▸ STATED EXERCISE
In the forum thread on espresso machines, please list every username that appears in a post heading, along with the date shown beside it.

They don't hold their value well. The functionality ( temp surfing ) etc isn't far off a gaggia which can be gotten second hand for a fraction of a price and hold its value when you get bored of temp surfing .

That last review site you linked hardly looks great , the site looks shabby.

Both of them look like they are simply linking to affiliate sellers like Amazon.

The 30 min shut off makes the machine simply pointless as it takes that long to get the group to temp .

What experience of the rancillo have you had that makes you think it's good value.

Save you pound , wait for something good to come up second hand . Or if your that bothered buy a second hand gaggia.

Save the cash and pid it .


----------



## Nod (Sep 7, 2013)

If u can find a la spaziale Vivaldi mini second hand they are fantastic - but I completely second what everyone else has said.. need to factor in a grinder... the la spaz will make u happy but with a second hand good grinder might slightly stretch the budget


----------



## coffeechap (Apr 5, 2012)

Mrboots2u said:


> They don't hold their value well. The functionality ( temp surfing ) etc isn't far off a gaggia which can be gotten second hand for a fraction of a price and hold its value when you get bored of temp surfing .
> 
> That last review site you linked hardly looks great , the site looks shabby.
> 
> ...


Twinkle twonk @Mrboots2u


----------



## johnealey (May 19, 2014)

hi @matt_bott

To echo the above the silvia new with the 30 minute shut off may not make the best use of your budget unless you are very set on having new. To be fair to the silvia, as long as you remember to re fill the boiler after use by running water through the grouphead or wand (as water NOT steam) they are pretty bullet proof and if you are set on a Silvia they do make more sense if second hand than new, however I would probably go for a second hand HX machine with that budget, especially if from the for sale section on here where history / water used will be known (you can take a chance on ebay, however it is a chance and bear in mind what said above about re filling, if not done properly the boiler element burns out!)

▸ STORED DATA

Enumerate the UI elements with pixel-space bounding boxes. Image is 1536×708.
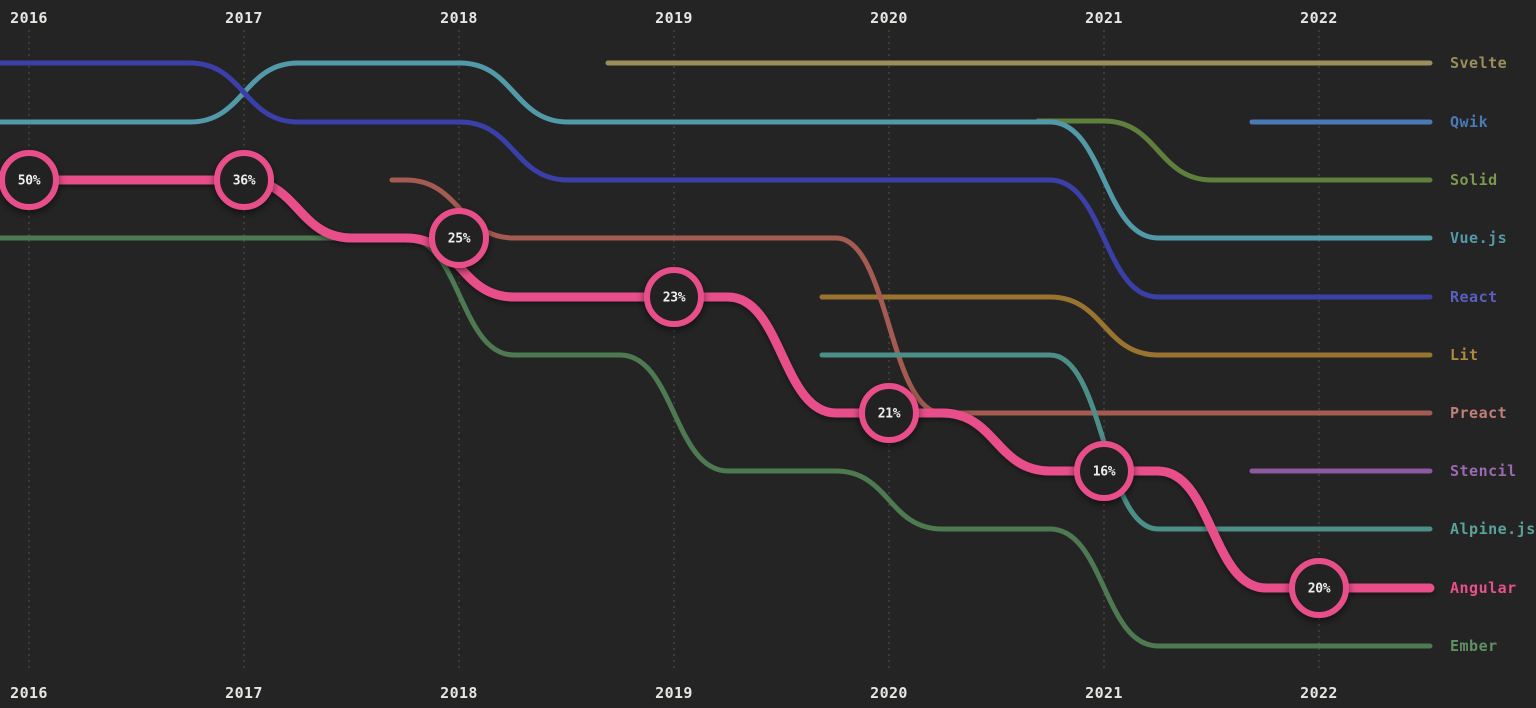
marker-label-2018: 25% — [448, 232, 471, 247]
x-axis-bottom-tick-2020: 2020 — [870, 684, 908, 702]
series-line-alpinejs[interactable] — [819, 352, 1433, 532]
series-line-react[interactable] — [0, 60, 1433, 300]
series-label-alpinejs[interactable]: Alpine.js — [1450, 520, 1536, 538]
series-line-ember[interactable] — [0, 235, 1433, 649]
series-label-svelte[interactable]: Svelte — [1450, 54, 1508, 72]
marker-2019[interactable] — [644, 267, 704, 327]
series-label-solid[interactable]: Solid — [1450, 171, 1498, 189]
marker-2016[interactable] — [0, 150, 59, 210]
series-line-lit[interactable] — [819, 294, 1433, 358]
marker-2020[interactable] — [859, 383, 919, 443]
series-lines — [0, 60, 1433, 649]
marker-label-2017: 36% — [233, 174, 256, 189]
marker-label-2022: 20% — [1308, 582, 1331, 597]
marker-label-2019: 23% — [663, 291, 686, 306]
x-axis-bottom-tick-2022: 2022 — [1300, 684, 1338, 702]
series-line-angular[interactable] — [24, 175, 1435, 593]
angular-data-markers[interactable]: 50% 36% 25% 23% 21% 16% — [0, 150, 1349, 618]
marker-circle[interactable] — [1289, 558, 1349, 618]
series-line-preact[interactable] — [389, 177, 1433, 416]
x-axis-bottom-tick-2016: 2016 — [10, 684, 48, 702]
marker-2021[interactable] — [1074, 441, 1134, 501]
marker-circle[interactable] — [429, 208, 489, 268]
x-axis-bottom-tick-2018: 2018 — [440, 684, 478, 702]
series-line-vuejs[interactable] — [0, 60, 1433, 241]
series-label-qwik[interactable]: Qwik — [1450, 113, 1489, 131]
series-label-stencil[interactable]: Stencil — [1450, 462, 1517, 480]
series-label-preact[interactable]: Preact — [1450, 404, 1508, 422]
marker-circle[interactable] — [214, 150, 274, 210]
marker-circle[interactable] — [1074, 441, 1134, 501]
marker-label-2016: 50% — [18, 174, 41, 189]
marker-label-2021: 16% — [1093, 465, 1116, 480]
series-label-vuejs[interactable]: Vue.js — [1450, 229, 1508, 247]
marker-2018[interactable] — [429, 208, 489, 268]
x-axis-top-tick-2020: 2020 — [870, 9, 908, 27]
marker-2022[interactable] — [1289, 558, 1349, 618]
marker-label-2020: 21% — [878, 407, 901, 422]
x-axis-bottom-tick-2019: 2019 — [655, 684, 693, 702]
marker-circle[interactable] — [859, 383, 919, 443]
series-label-react[interactable]: React — [1450, 288, 1498, 306]
x-axis-top-tick-2016: 2016 — [10, 9, 48, 27]
series-label-lit[interactable]: Lit — [1450, 346, 1479, 364]
x-axis-top-tick-2021: 2021 — [1085, 9, 1123, 27]
marker-circle[interactable] — [644, 267, 704, 327]
highlight-series-angular[interactable] — [24, 175, 1435, 593]
x-axis-top-tick-2022: 2022 — [1300, 9, 1338, 27]
series-line-solid[interactable] — [1035, 118, 1433, 183]
series-label-angular[interactable]: Angular — [1450, 579, 1517, 597]
x-axis-bottom-tick-2021: 2021 — [1085, 684, 1123, 702]
x-axis-top-tick-2018: 2018 — [440, 9, 478, 27]
marker-circle[interactable] — [0, 150, 59, 210]
x-axis-top-tick-2019: 2019 — [655, 9, 693, 27]
series-label-ember[interactable]: Ember — [1450, 637, 1498, 655]
x-axis-bottom-tick-2017: 2017 — [225, 684, 263, 702]
marker-2017[interactable] — [214, 150, 274, 210]
x-axis-top-tick-2017: 2017 — [225, 9, 263, 27]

▸ SOLUTION FOR THIS TASK
- Nod (Sep 7, 2013)
- coffeechap (Apr 5, 2012)
- johnealey (May 19, 2014)